■ **Exercise aim**:
Show all lines of the listing that hold the word "experimental".

■ **Material provided**:

====

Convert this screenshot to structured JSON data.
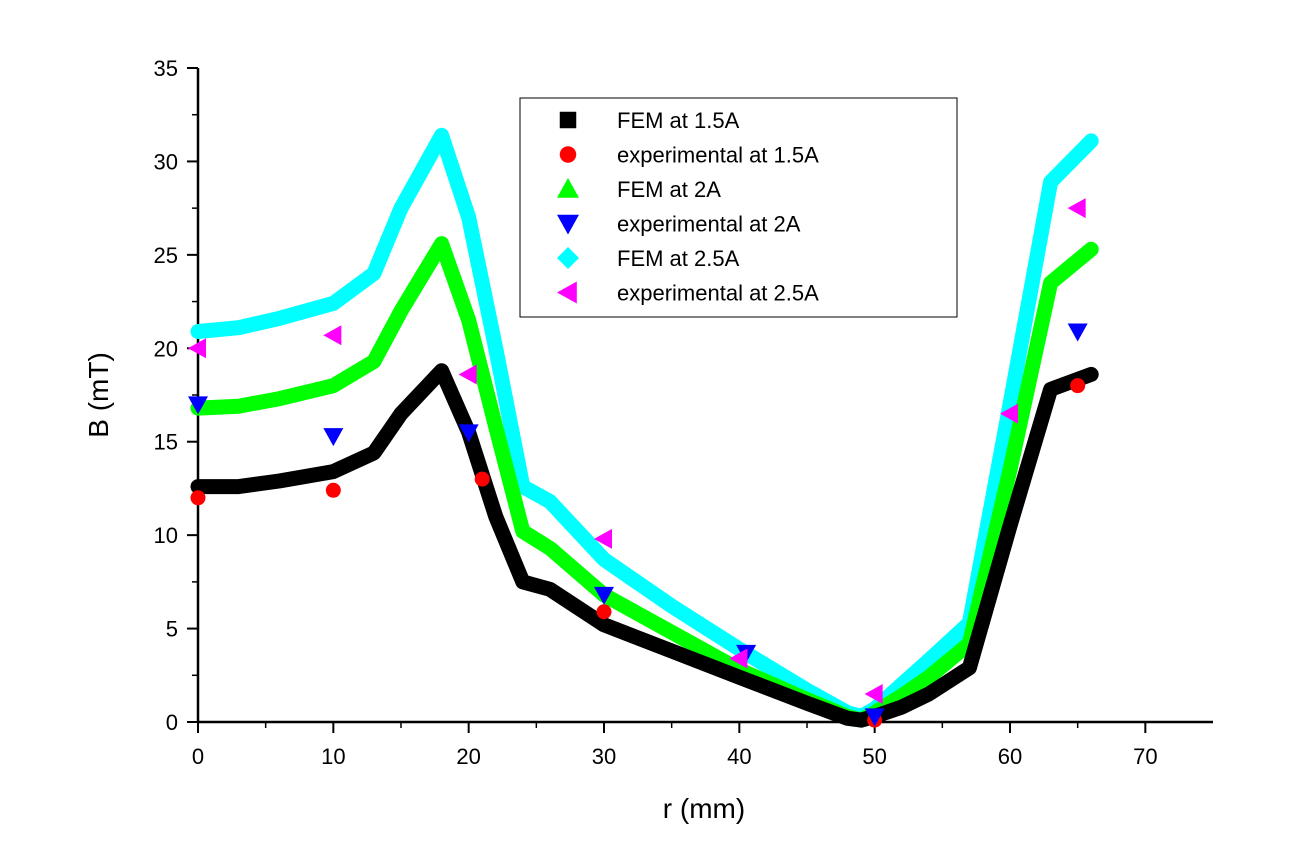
{
  "chart_data": {
    "type": "line",
    "title": "",
    "xlabel": "r (mm)",
    "ylabel": "B (mT)",
    "xlim": [
      0,
      75
    ],
    "ylim": [
      0,
      35
    ],
    "xticks": [
      0,
      10,
      20,
      30,
      40,
      50,
      60,
      70
    ],
    "yticks": [
      0,
      5,
      10,
      15,
      20,
      25,
      30,
      35
    ],
    "xtick_labels": [
      "0",
      "10",
      "20",
      "30",
      "40",
      "50",
      "60",
      "70"
    ],
    "ytick_labels": [
      "0",
      "5",
      "10",
      "15",
      "20",
      "25",
      "30",
      "35"
    ],
    "grid": false,
    "legend_position": "top-center",
    "series": [
      {
        "name": "FEM at 1.5A",
        "kind": "line",
        "color": "#000000",
        "marker": "square",
        "x": [
          0,
          3,
          6,
          10,
          13,
          15,
          18,
          20,
          22,
          24,
          26,
          30,
          35,
          40,
          45,
          48,
          49,
          50,
          52,
          54,
          57,
          60,
          63,
          66
        ],
        "y": [
          12.6,
          12.6,
          12.9,
          13.4,
          14.4,
          16.5,
          18.8,
          15.5,
          11,
          7.5,
          7.1,
          5.2,
          3.8,
          2.4,
          1.0,
          0.2,
          0.1,
          0.3,
          0.8,
          1.5,
          2.9,
          10.5,
          17.8,
          18.6
        ]
      },
      {
        "name": "experimental at 1.5A",
        "kind": "points",
        "color": "#ff0000",
        "marker": "circle",
        "x": [
          0,
          10,
          21,
          30,
          50,
          65
        ],
        "y": [
          12.0,
          12.4,
          13.0,
          5.9,
          0.1,
          18.0
        ]
      },
      {
        "name": "FEM at 2A",
        "kind": "line",
        "color": "#00ff00",
        "marker": "triangle-up",
        "x": [
          0,
          3,
          6,
          10,
          13,
          15,
          18,
          20,
          22,
          24,
          26,
          30,
          35,
          40,
          45,
          48,
          49,
          50,
          52,
          54,
          57,
          60,
          63,
          66
        ],
        "y": [
          16.8,
          16.9,
          17.3,
          18.0,
          19.3,
          22.0,
          25.6,
          21.5,
          15.8,
          10.2,
          9.3,
          6.8,
          4.8,
          2.8,
          1.2,
          0.3,
          0.1,
          0.5,
          1.4,
          2.4,
          4.2,
          13.5,
          23.5,
          25.3
        ]
      },
      {
        "name": "experimental at 2A",
        "kind": "points",
        "color": "#0000ff",
        "marker": "triangle-down",
        "x": [
          0,
          10,
          20,
          30,
          40.5,
          50,
          65
        ],
        "y": [
          17.0,
          15.3,
          15.5,
          6.8,
          3.7,
          0.3,
          20.9
        ]
      },
      {
        "name": "FEM at 2.5A",
        "kind": "line",
        "color": "#00ffff",
        "marker": "diamond",
        "x": [
          0,
          3,
          6,
          10,
          13,
          15,
          18,
          20,
          22,
          24,
          26,
          30,
          35,
          40,
          45,
          48,
          49,
          50,
          52,
          54,
          57,
          60,
          63,
          66
        ],
        "y": [
          20.9,
          21.1,
          21.6,
          22.4,
          24.0,
          27.5,
          31.4,
          27.0,
          20.0,
          12.6,
          11.8,
          8.7,
          6.2,
          3.9,
          1.7,
          0.5,
          0.3,
          0.7,
          2.0,
          3.3,
          5.3,
          17.0,
          28.9,
          31.1
        ]
      },
      {
        "name": "experimental at 2.5A",
        "kind": "points",
        "color": "#ff00ff",
        "marker": "triangle-left",
        "x": [
          0,
          10,
          20,
          30,
          40,
          50,
          60,
          65
        ],
        "y": [
          20.0,
          20.7,
          18.6,
          9.8,
          3.4,
          1.5,
          16.5,
          27.5
        ]
      }
    ]
  }
}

====

■ **The completed task**:
        "name": "experimental at 1.5A",
        "name": "experimental at 2A",
        "name": "experimental at 2.5A",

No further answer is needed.